▶ _TASK DETAILS_
Using the data below, copy each line that includes the word "полок".

▶ _EXTRACTED RECORDS_
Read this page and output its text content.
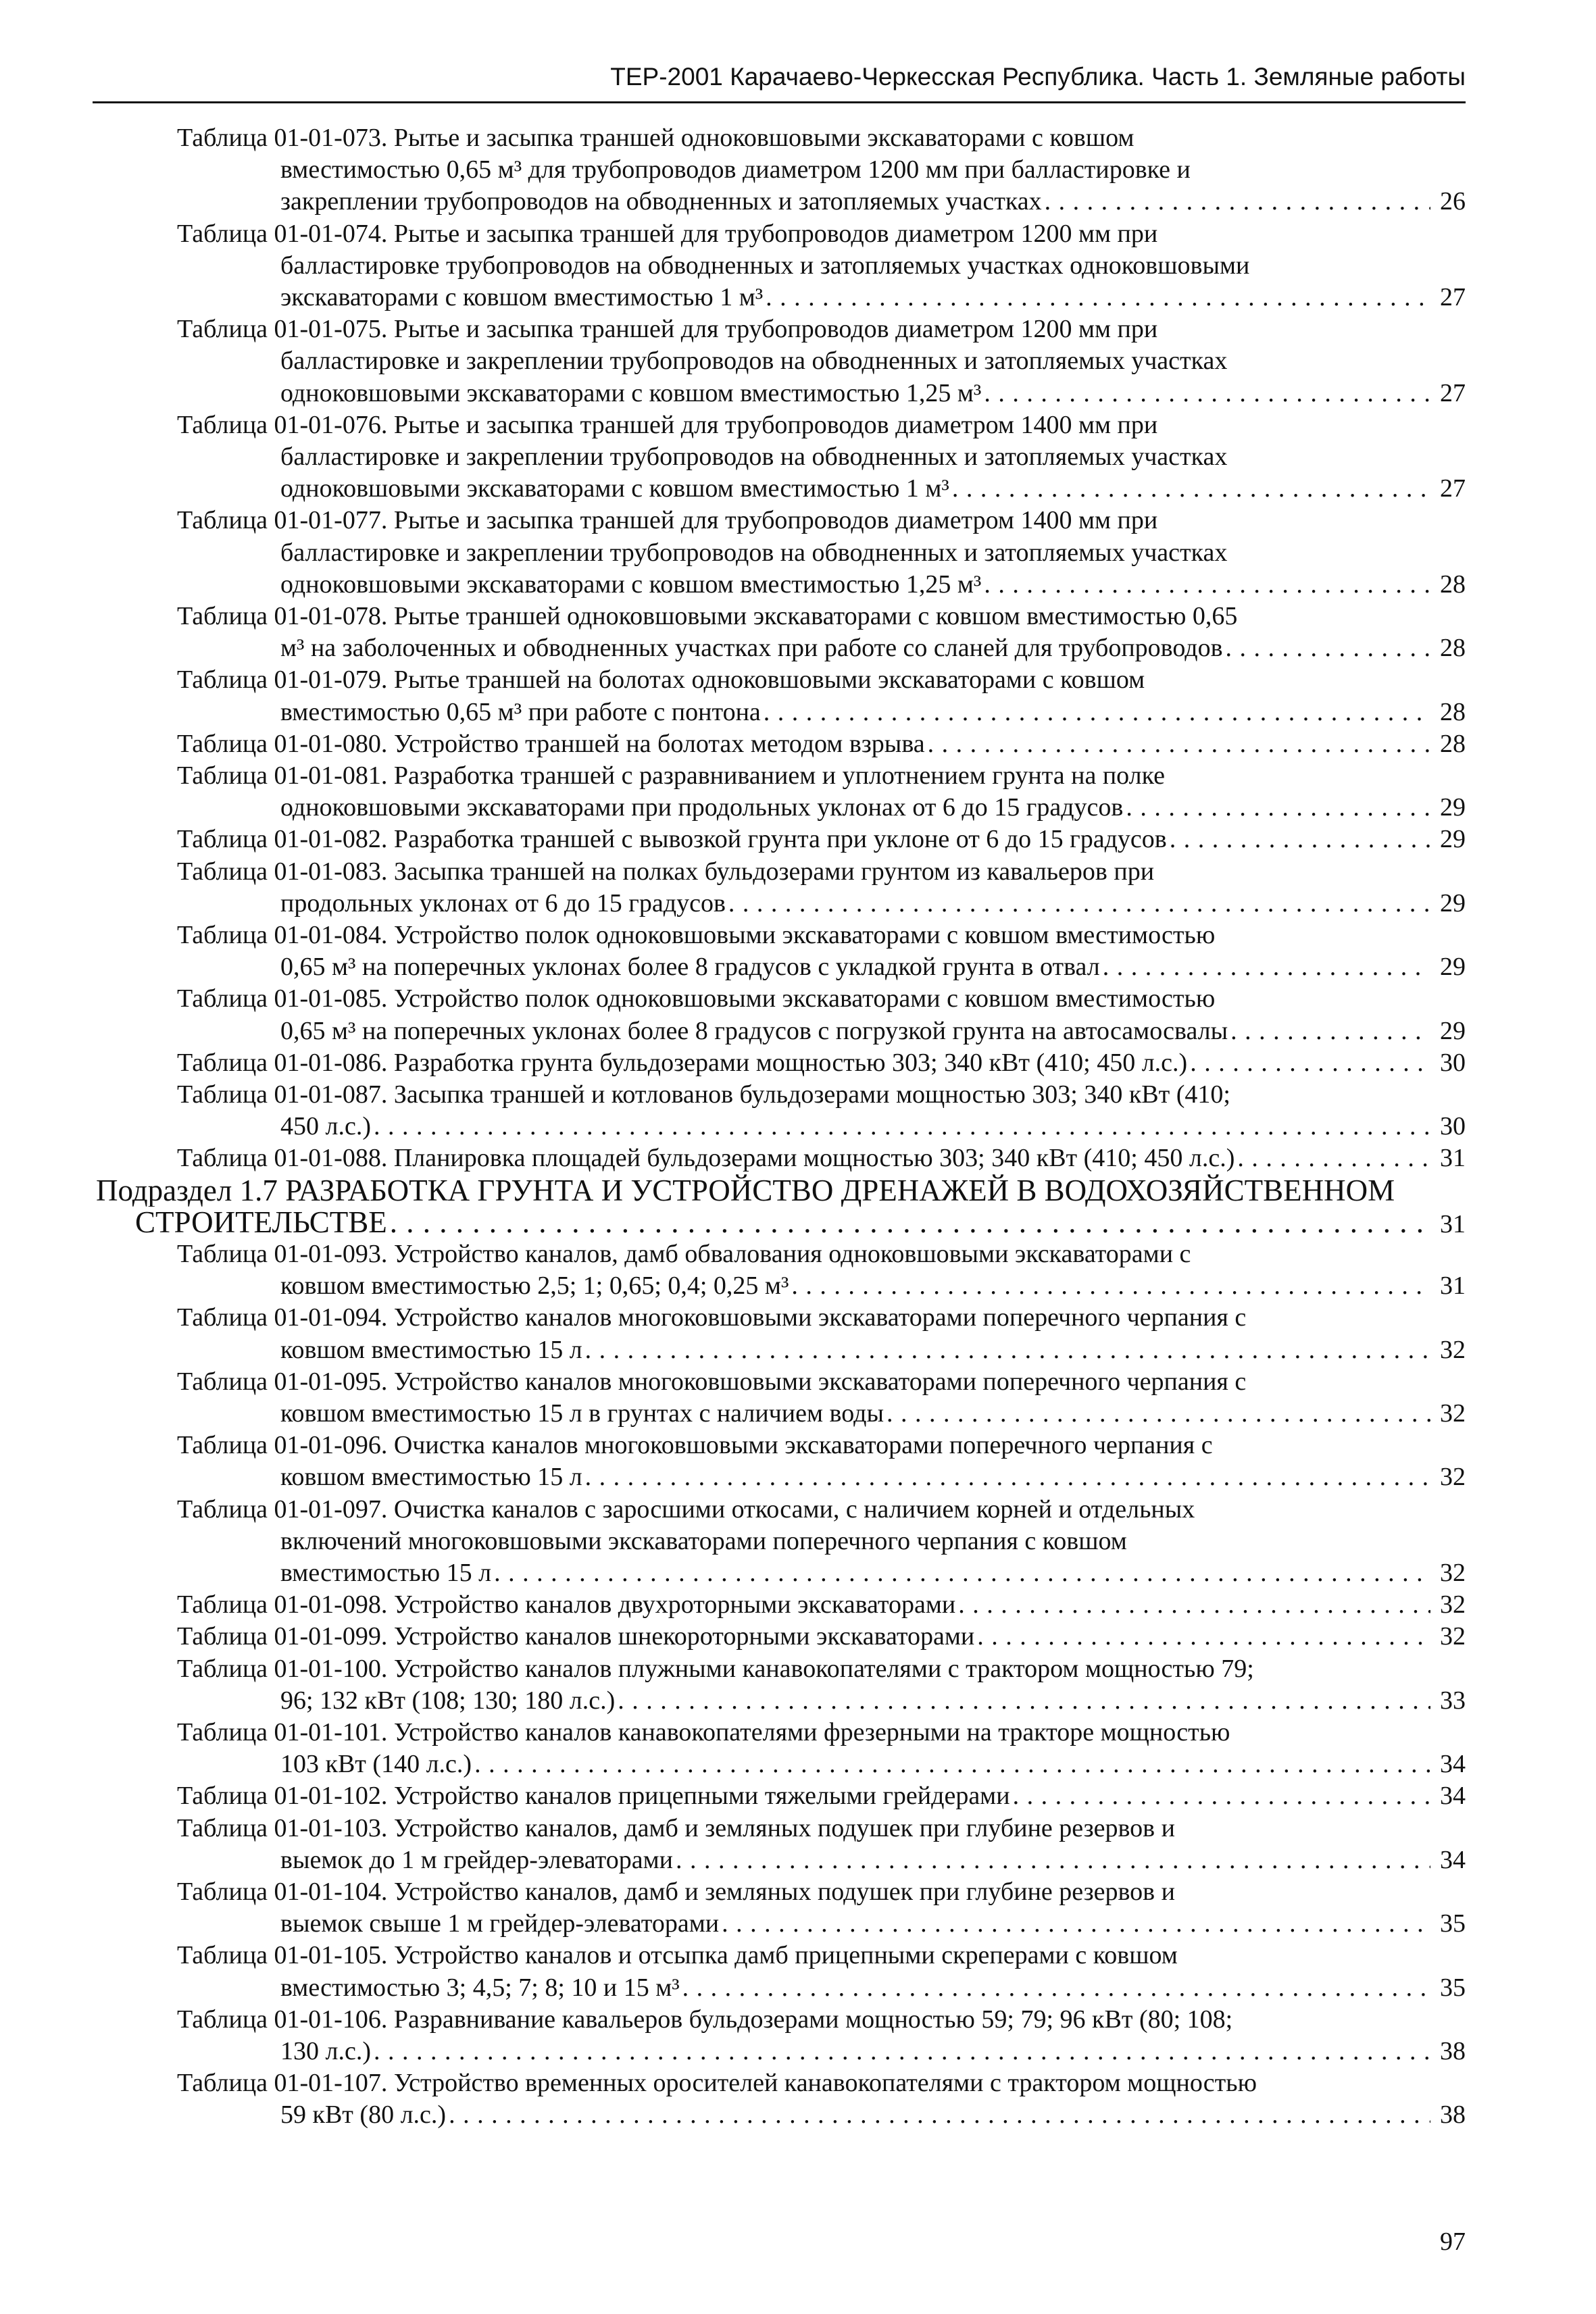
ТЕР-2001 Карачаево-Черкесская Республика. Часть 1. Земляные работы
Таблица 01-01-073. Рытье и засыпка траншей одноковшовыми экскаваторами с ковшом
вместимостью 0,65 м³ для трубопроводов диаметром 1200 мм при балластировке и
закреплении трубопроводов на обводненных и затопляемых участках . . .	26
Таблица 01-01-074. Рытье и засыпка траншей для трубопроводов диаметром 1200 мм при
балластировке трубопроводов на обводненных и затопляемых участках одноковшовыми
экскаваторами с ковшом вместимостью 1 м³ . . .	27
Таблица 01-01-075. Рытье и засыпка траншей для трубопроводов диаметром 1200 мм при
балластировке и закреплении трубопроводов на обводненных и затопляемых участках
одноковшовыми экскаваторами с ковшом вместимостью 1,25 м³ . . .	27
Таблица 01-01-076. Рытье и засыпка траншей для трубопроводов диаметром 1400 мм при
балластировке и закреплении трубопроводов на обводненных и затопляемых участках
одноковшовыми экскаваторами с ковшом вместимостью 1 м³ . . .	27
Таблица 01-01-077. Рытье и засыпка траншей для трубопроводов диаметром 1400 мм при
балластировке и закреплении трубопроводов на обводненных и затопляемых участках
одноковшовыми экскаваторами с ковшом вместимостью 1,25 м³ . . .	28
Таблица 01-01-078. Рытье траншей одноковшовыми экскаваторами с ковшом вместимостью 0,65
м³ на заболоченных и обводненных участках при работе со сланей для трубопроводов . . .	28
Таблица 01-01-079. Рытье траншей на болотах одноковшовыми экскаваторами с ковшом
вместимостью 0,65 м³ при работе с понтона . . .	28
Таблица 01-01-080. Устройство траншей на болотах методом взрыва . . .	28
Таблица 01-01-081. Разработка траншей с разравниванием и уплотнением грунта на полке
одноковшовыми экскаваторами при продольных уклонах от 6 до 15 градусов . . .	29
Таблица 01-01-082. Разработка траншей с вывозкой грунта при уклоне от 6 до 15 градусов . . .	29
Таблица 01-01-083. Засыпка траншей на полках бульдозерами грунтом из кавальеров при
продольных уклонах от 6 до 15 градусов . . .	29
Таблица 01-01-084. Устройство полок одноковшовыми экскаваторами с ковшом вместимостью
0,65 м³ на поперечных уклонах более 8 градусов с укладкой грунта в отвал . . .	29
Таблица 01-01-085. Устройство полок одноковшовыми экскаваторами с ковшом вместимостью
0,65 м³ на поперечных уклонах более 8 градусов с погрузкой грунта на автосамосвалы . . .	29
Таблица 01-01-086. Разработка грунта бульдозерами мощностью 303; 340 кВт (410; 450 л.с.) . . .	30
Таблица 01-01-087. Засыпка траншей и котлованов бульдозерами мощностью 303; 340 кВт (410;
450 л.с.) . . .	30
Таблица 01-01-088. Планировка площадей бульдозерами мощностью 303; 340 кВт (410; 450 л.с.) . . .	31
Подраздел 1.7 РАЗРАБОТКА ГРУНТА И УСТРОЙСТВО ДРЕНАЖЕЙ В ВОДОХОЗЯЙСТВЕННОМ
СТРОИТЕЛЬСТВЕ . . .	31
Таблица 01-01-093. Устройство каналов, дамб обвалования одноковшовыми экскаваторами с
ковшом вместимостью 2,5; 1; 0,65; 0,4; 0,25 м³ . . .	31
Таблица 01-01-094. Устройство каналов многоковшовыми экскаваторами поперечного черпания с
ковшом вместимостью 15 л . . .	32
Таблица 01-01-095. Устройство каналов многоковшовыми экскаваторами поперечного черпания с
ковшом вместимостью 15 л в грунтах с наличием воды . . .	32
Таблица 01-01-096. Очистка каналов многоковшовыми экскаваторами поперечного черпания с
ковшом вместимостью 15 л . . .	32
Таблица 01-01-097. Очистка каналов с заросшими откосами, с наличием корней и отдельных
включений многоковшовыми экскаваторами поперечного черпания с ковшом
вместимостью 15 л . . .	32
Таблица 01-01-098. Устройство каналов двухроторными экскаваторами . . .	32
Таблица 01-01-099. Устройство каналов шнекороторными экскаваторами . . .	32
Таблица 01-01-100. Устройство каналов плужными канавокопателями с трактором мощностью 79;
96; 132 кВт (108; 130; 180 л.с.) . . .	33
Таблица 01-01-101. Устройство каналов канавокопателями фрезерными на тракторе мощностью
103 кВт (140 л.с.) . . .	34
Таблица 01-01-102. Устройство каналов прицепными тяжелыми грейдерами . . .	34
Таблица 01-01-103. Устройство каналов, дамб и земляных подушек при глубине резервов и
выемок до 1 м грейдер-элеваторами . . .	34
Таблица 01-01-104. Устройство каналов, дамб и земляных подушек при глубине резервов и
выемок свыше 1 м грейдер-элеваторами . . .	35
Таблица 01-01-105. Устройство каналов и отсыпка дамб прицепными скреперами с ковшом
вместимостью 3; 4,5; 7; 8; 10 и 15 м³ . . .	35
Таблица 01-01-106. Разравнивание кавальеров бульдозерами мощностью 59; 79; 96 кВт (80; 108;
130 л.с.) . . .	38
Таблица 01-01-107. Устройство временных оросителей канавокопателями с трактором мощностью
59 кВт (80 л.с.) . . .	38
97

* * *

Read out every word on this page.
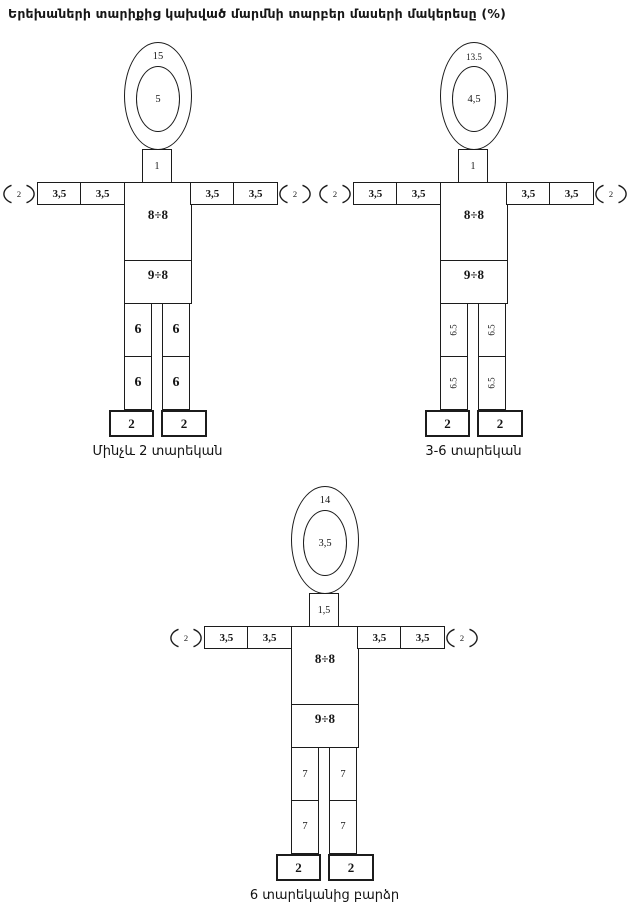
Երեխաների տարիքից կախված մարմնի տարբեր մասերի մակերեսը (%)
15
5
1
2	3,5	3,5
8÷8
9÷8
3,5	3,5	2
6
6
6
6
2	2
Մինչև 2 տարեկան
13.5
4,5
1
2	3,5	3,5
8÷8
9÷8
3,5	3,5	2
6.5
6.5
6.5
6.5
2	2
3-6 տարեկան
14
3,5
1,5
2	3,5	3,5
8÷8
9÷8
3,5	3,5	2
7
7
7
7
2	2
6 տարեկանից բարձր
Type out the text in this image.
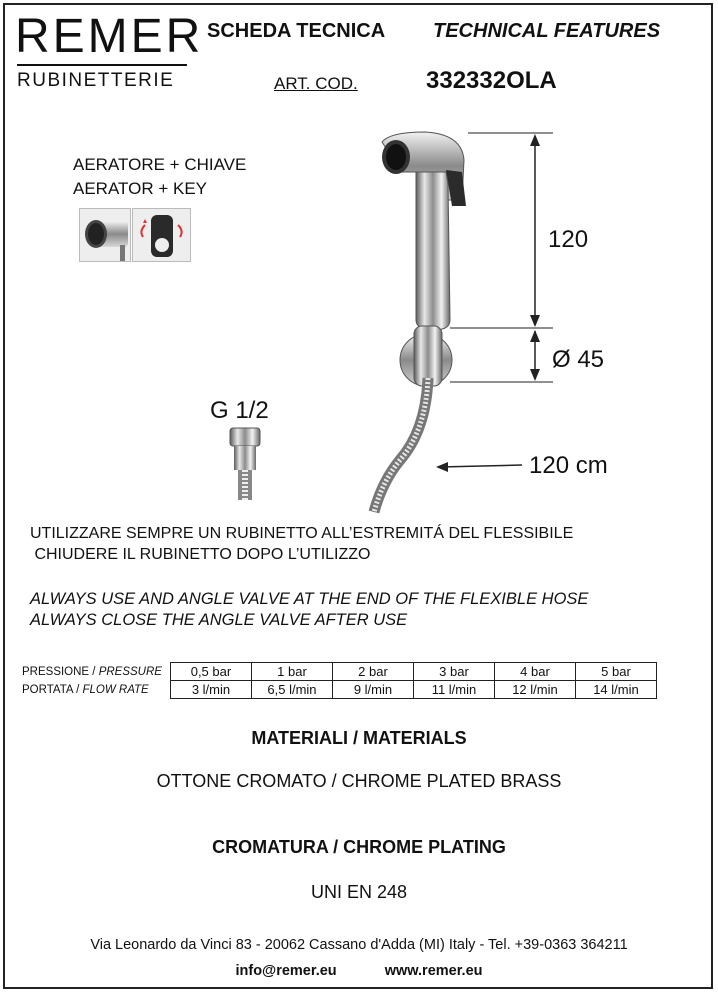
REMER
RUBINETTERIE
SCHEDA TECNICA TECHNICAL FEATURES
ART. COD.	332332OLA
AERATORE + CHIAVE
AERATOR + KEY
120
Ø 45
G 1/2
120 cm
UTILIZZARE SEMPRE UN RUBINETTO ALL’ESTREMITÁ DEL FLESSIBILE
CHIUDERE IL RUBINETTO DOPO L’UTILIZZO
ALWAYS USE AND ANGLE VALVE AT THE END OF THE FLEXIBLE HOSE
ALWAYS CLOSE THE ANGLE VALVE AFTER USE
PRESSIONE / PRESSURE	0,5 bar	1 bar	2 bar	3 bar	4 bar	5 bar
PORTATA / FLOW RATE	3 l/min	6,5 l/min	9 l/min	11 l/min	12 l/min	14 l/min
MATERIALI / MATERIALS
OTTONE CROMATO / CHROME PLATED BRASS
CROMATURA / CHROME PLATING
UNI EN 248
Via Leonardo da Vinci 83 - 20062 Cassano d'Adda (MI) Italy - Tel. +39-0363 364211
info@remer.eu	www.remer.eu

▶ _ANSWER TO THE TASK_
Таблица 01-01-084. Устройство полок одноковшовыми экскаваторами с ковшом вместимостью
Таблица 01-01-085. Устройство полок одноковшовыми экскаваторами с ковшом вместимостью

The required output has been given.